**Instructions to follow**
Pick out the lines in the listing below that contain the word "事业收入" and copy them.

**Exercise data**
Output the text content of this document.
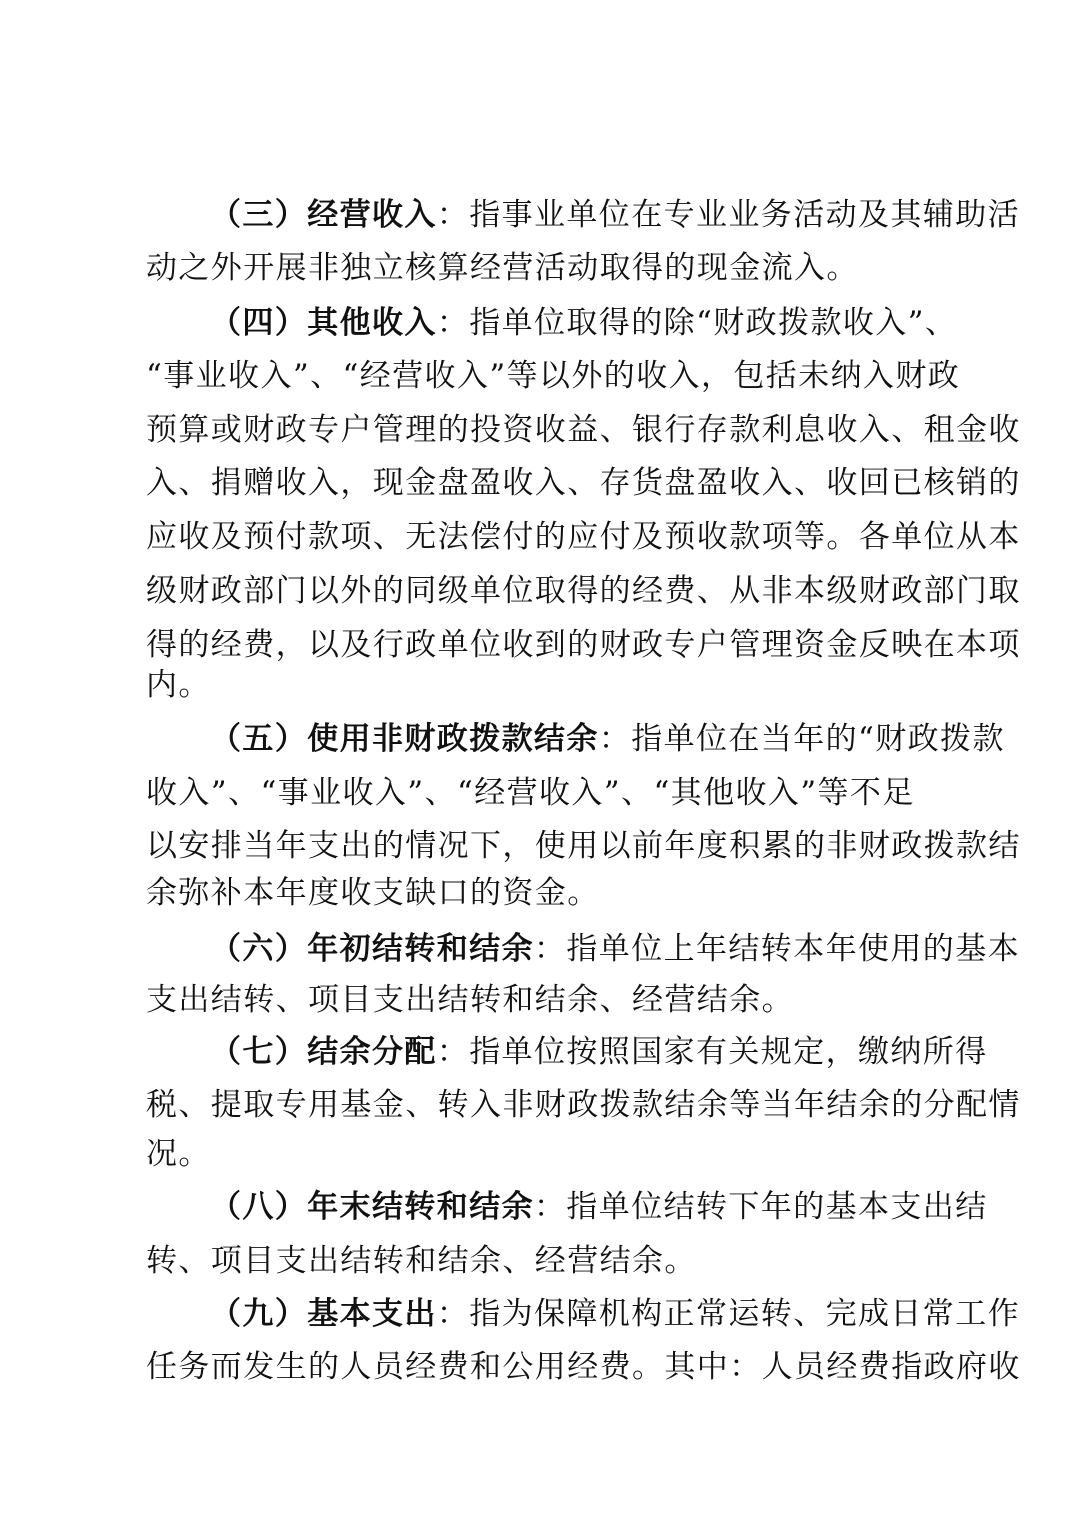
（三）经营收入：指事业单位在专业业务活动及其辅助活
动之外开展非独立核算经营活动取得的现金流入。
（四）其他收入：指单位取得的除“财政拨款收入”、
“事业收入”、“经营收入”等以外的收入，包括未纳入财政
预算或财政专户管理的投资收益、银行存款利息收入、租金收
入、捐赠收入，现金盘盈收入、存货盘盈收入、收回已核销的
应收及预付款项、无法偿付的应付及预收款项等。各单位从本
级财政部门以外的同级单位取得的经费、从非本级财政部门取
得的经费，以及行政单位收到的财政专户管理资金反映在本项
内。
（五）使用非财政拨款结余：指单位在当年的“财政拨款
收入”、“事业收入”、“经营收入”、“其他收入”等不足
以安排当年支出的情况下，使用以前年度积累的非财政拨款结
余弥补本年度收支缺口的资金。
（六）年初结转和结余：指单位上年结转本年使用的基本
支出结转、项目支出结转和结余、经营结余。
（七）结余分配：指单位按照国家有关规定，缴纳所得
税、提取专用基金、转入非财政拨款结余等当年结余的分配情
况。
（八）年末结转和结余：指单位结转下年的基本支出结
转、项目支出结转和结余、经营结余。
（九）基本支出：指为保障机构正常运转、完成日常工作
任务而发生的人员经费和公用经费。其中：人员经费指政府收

--

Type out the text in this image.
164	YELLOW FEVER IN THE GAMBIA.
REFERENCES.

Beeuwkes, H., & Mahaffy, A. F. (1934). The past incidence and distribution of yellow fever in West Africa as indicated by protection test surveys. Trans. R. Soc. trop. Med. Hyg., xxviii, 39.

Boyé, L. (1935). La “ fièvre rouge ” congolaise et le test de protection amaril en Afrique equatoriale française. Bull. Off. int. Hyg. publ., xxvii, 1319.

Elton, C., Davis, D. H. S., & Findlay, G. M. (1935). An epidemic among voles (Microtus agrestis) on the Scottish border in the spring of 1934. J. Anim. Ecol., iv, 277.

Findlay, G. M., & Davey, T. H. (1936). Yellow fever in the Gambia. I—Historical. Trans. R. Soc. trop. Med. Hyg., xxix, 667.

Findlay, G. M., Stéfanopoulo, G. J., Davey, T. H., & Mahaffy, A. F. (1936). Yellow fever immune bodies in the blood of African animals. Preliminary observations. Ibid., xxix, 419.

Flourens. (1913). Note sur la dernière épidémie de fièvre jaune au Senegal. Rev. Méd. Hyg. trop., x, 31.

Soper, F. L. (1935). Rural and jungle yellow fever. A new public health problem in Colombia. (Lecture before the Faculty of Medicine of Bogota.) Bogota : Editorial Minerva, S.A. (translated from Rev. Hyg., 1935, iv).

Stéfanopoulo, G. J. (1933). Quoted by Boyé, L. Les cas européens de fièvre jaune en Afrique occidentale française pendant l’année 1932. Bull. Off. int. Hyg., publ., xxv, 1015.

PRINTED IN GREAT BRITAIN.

==

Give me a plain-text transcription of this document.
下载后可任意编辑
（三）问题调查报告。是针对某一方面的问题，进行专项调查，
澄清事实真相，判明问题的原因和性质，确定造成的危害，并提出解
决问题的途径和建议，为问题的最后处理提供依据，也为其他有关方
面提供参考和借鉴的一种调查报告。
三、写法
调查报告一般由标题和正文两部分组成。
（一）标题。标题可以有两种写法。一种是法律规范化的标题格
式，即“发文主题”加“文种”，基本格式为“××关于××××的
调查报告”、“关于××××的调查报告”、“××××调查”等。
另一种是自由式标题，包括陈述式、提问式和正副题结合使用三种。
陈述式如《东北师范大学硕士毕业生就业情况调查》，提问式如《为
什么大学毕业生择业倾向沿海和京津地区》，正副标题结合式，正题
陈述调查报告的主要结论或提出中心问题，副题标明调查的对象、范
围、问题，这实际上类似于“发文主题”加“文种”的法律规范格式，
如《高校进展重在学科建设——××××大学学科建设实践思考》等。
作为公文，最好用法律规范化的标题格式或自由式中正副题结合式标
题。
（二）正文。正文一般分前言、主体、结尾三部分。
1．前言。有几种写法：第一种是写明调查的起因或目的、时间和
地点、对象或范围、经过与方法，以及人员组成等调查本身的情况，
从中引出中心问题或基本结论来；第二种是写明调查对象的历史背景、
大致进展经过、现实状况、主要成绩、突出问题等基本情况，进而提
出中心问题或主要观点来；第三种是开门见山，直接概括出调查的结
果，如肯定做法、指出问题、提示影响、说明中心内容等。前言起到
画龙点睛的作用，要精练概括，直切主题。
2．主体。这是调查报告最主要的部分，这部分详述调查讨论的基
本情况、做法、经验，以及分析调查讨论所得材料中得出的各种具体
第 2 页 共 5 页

**Exercise output**
“事业收入”、“经营收入”等以外的收入，包括未纳入财政
收入”、“事业收入”、“经营收入”、“其他收入”等不足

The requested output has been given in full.